> [Work to be completed] Reproduce the listing word for word, leaving every picture behind.
** START Stored records **
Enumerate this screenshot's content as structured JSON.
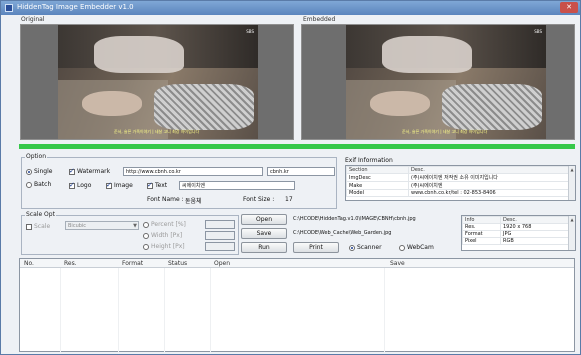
{
  "window": {
    "title": "HiddenTag Image Embedder v1.0"
  },
  "panes": {
    "original_label": "Original",
    "embedded_label": "Embedded",
    "caption": "준서, 슬픈 가족이야기 | 네살 고니 최강 아이입니다",
    "badge": "SBS"
  },
  "progress": {
    "fraction": 1.0,
    "color": "#36c84a"
  },
  "option": {
    "title": "Option",
    "single_label": "Single",
    "single_selected": true,
    "batch_label": "Batch",
    "batch_selected": false,
    "watermark_label": "Watermark",
    "watermark_checked": true,
    "watermark_url": "http://www.cbnh.co.kr",
    "watermark_domain": "cbnh.kr",
    "logo_label": "Logo",
    "logo_checked": true,
    "image_label": "Image",
    "image_checked": true,
    "text_label": "Text",
    "text_checked": true,
    "text_value": "씨에이치엔",
    "font_name_label": "Font Name :",
    "font_name_value": "돋움체",
    "font_size_label": "Font Size :",
    "font_size_value": "17"
  },
  "scale": {
    "title": "Scale Opt",
    "scale_label": "Scale",
    "scale_checked": false,
    "combo_value": "Bicubic",
    "percent_label": "Percent [%]",
    "width_label": "Width [Px]",
    "height_label": "Height [Px]"
  },
  "buttons": {
    "open": "Open",
    "save": "Save",
    "run": "Run",
    "print": "Print"
  },
  "paths": {
    "open_path": "C:\\HCODE\\HiddenTag.v1.0\\IMAGE\\CBNH\\cbnh.jpg",
    "save_path": "C:\\HCODE\\Web_Cache\\Web_Garden.jpg"
  },
  "source": {
    "scanner_label": "Scanner",
    "scanner_selected": true,
    "webcam_label": "WebCam",
    "webcam_selected": false
  },
  "exif": {
    "title": "Exif Information",
    "headers": [
      "Section",
      "Desc."
    ],
    "rows": [
      [
        "ImgDesc",
        "(주)씨에이치엔 저작권 소유 이미지입니다"
      ],
      [
        "Make",
        "(주)씨에이치엔"
      ],
      [
        "Model",
        "www.cbnh.co.kr/tel : 02-853-8406"
      ]
    ]
  },
  "info": {
    "headers": [
      "Info",
      "Desc."
    ],
    "rows": [
      [
        "Res.",
        "1920 x 768"
      ],
      [
        "Format",
        "JPG"
      ],
      [
        "Pixel",
        "RGB"
      ]
    ]
  },
  "results": {
    "headers": [
      "No.",
      "Res.",
      "Format",
      "Status",
      "Open",
      "Save"
    ]
  }
}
** END Stored records **
> [Exercise result]
Enumerate this screenshot's content as structured JSON.
{
  "window": {
    "title": "HiddenTag Image Embedder v1.0"
  },
  "panes": {
    "original_label": "Original",
    "embedded_label": "Embedded",
    "caption": "준서, 슬픈 가족이야기 | 네살 고니 최강 아이입니다",
    "badge": "SBS"
  },
  "progress": {
    "fraction": 1.0,
    "color": "#36c84a"
  },
  "option": {
    "title": "Option",
    "single_label": "Single",
    "single_selected": true,
    "batch_label": "Batch",
    "batch_selected": false,
    "watermark_label": "Watermark",
    "watermark_checked": true,
    "watermark_url": "http://www.cbnh.co.kr",
    "watermark_domain": "cbnh.kr",
    "logo_label": "Logo",
    "logo_checked": true,
    "image_label": "Image",
    "image_checked": true,
    "text_label": "Text",
    "text_checked": true,
    "text_value": "씨에이치엔",
    "font_name_label": "Font Name :",
    "font_name_value": "돋움체",
    "font_size_label": "Font Size :",
    "font_size_value": "17"
  },
  "scale": {
    "title": "Scale Opt",
    "scale_label": "Scale",
    "scale_checked": false,
    "combo_value": "Bicubic",
    "percent_label": "Percent [%]",
    "width_label": "Width [Px]",
    "height_label": "Height [Px]"
  },
  "buttons": {
    "open": "Open",
    "save": "Save",
    "run": "Run",
    "print": "Print"
  },
  "paths": {
    "open_path": "C:\\HCODE\\HiddenTag.v1.0\\IMAGE\\CBNH\\cbnh.jpg",
    "save_path": "C:\\HCODE\\Web_Cache\\Web_Garden.jpg"
  },
  "source": {
    "scanner_label": "Scanner",
    "scanner_selected": true,
    "webcam_label": "WebCam",
    "webcam_selected": false
  },
  "exif": {
    "title": "Exif Information",
    "headers": [
      "Section",
      "Desc."
    ],
    "rows": [
      [
        "ImgDesc",
        "(주)씨에이치엔 저작권 소유 이미지입니다"
      ],
      [
        "Make",
        "(주)씨에이치엔"
      ],
      [
        "Model",
        "www.cbnh.co.kr/tel : 02-853-8406"
      ]
    ]
  },
  "info": {
    "headers": [
      "Info",
      "Desc."
    ],
    "rows": [
      [
        "Res.",
        "1920 x 768"
      ],
      [
        "Format",
        "JPG"
      ],
      [
        "Pixel",
        "RGB"
      ]
    ]
  },
  "results": {
    "headers": [
      "No.",
      "Res.",
      "Format",
      "Status",
      "Open",
      "Save"
    ]
  }
}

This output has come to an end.